### Exercise instructions:
Your task is to copy every line of the records below that contains "yakalama".

### Stored records:

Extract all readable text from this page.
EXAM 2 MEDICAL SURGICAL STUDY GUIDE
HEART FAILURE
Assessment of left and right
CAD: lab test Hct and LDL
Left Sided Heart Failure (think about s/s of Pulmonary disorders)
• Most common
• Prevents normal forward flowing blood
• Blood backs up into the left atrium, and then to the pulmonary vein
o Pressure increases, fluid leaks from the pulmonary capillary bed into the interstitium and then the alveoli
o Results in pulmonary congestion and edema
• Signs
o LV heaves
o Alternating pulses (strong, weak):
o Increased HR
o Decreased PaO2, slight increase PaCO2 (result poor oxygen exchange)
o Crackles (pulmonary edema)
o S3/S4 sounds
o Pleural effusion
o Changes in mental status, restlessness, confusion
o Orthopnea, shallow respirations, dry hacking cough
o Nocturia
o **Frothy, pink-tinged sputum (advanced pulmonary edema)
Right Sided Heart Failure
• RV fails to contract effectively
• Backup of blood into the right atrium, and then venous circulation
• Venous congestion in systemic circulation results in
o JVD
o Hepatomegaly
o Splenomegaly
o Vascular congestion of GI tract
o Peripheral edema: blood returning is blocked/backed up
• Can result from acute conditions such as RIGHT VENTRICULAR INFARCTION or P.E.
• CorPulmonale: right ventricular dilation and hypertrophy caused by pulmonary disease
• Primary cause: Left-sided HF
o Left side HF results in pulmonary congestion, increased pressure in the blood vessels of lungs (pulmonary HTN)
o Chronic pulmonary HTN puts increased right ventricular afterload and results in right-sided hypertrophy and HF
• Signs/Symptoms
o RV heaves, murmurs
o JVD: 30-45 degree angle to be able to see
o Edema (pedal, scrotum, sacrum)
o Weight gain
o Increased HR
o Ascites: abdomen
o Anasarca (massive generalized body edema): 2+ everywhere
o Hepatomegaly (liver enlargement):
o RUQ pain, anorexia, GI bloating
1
--
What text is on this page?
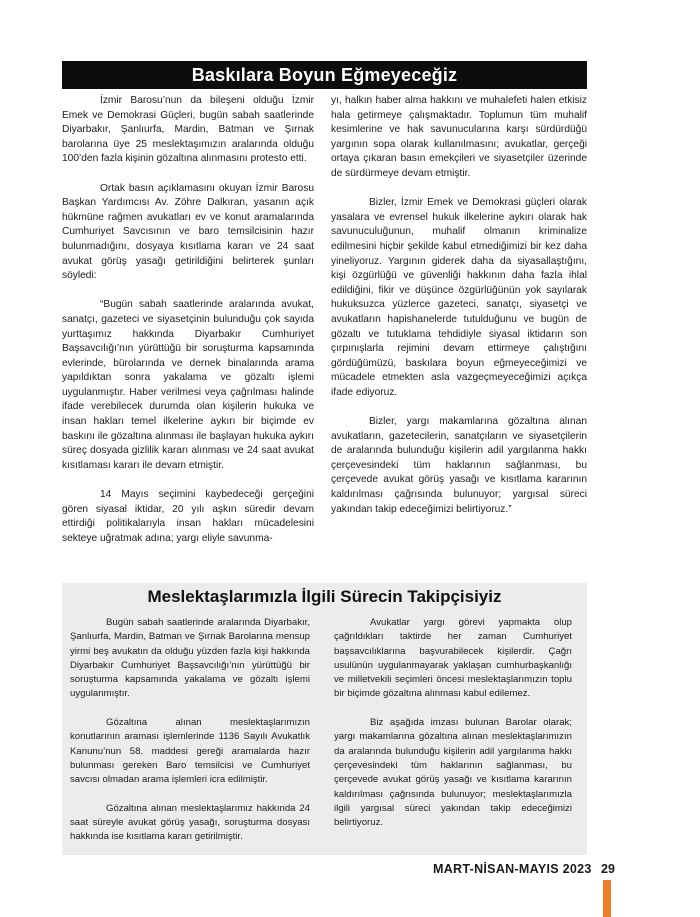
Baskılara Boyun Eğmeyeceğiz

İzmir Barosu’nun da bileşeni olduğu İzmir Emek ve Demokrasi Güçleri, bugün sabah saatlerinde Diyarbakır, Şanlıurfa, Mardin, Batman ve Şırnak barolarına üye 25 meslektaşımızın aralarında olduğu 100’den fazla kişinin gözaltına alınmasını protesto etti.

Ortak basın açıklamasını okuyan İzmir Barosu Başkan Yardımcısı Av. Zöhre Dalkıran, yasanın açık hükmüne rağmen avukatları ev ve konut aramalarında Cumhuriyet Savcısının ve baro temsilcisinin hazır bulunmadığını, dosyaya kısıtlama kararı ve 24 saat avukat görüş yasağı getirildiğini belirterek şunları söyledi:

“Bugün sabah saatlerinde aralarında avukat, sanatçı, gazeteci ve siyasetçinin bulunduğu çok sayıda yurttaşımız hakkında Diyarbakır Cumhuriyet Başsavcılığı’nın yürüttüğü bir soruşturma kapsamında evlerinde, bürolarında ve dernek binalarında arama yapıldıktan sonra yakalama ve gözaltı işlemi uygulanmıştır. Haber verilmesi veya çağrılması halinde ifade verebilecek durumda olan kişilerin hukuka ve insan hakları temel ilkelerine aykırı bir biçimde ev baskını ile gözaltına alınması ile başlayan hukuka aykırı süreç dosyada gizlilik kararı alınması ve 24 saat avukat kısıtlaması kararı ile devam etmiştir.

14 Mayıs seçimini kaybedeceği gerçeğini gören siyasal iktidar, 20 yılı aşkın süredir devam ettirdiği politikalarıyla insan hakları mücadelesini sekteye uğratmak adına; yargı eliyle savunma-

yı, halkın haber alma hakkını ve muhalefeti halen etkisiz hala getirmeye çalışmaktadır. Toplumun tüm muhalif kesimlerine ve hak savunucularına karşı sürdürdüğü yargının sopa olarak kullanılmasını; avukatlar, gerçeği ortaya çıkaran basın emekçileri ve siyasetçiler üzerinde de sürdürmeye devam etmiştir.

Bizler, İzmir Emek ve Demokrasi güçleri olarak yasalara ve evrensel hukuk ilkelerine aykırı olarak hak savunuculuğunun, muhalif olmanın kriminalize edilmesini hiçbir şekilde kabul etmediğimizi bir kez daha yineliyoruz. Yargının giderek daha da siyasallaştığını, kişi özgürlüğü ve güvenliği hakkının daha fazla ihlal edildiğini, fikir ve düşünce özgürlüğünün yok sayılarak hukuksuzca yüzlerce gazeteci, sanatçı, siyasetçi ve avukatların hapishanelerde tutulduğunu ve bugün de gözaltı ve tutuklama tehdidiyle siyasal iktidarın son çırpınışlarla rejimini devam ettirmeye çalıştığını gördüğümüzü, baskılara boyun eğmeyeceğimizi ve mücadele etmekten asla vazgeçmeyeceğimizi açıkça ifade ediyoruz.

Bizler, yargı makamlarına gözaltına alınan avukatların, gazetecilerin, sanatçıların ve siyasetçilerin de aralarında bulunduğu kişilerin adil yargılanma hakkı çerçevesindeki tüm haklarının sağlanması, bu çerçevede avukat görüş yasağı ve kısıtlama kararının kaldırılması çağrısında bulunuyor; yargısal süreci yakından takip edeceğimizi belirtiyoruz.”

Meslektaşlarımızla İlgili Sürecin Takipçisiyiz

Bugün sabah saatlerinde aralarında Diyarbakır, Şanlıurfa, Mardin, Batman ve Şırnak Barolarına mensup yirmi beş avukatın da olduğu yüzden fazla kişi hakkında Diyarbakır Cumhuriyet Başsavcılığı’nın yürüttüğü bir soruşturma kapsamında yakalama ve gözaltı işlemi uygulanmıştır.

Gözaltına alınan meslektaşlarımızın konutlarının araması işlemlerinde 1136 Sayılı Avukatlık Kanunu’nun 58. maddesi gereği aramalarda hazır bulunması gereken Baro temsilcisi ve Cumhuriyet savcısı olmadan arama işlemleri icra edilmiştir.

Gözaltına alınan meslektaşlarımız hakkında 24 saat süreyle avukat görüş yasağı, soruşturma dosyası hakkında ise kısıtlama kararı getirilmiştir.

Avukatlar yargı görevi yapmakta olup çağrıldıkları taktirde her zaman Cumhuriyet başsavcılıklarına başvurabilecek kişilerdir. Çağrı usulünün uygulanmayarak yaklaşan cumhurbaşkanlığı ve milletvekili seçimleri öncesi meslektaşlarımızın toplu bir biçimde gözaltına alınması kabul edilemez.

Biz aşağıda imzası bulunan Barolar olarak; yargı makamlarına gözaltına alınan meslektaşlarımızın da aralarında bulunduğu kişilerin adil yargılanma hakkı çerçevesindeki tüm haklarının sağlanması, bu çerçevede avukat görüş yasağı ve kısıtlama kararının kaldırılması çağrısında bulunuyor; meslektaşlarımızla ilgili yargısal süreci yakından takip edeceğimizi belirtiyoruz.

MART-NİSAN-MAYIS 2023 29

### Finished task:
“Bugün sabah saatlerinde aralarında avukat, sanatçı, gazeteci ve siyasetçinin bulunduğu çok sayıda yurttaşımız hakkında Diyarbakır Cumhuriyet Başsavcılığı’nın yürüttüğü bir soruşturma kapsamında evlerinde, bürolarında ve dernek binalarında arama yapıldıktan sonra yakalama ve gözaltı işlemi uygulanmıştır. Haber verilmesi veya çağrılması halinde ifade verebilecek durumda olan kişilerin hukuka ve insan hakları temel ilkelerine aykırı bir biçimde ev baskını ile gözaltına alınması ile başlayan hukuka aykırı süreç dosyada gizlilik kararı alınması ve 24 saat avukat kısıtlaması kararı ile devam etmiştir.
Bugün sabah saatlerinde aralarında Diyarbakır, Şanlıurfa, Mardin, Batman ve Şırnak Barolarına mensup yirmi beş avukatın da olduğu yüzden fazla kişi hakkında Diyarbakır Cumhuriyet Başsavcılığı’nın yürüttüğü bir soruşturma kapsamında yakalama ve gözaltı işlemi uygulanmıştır.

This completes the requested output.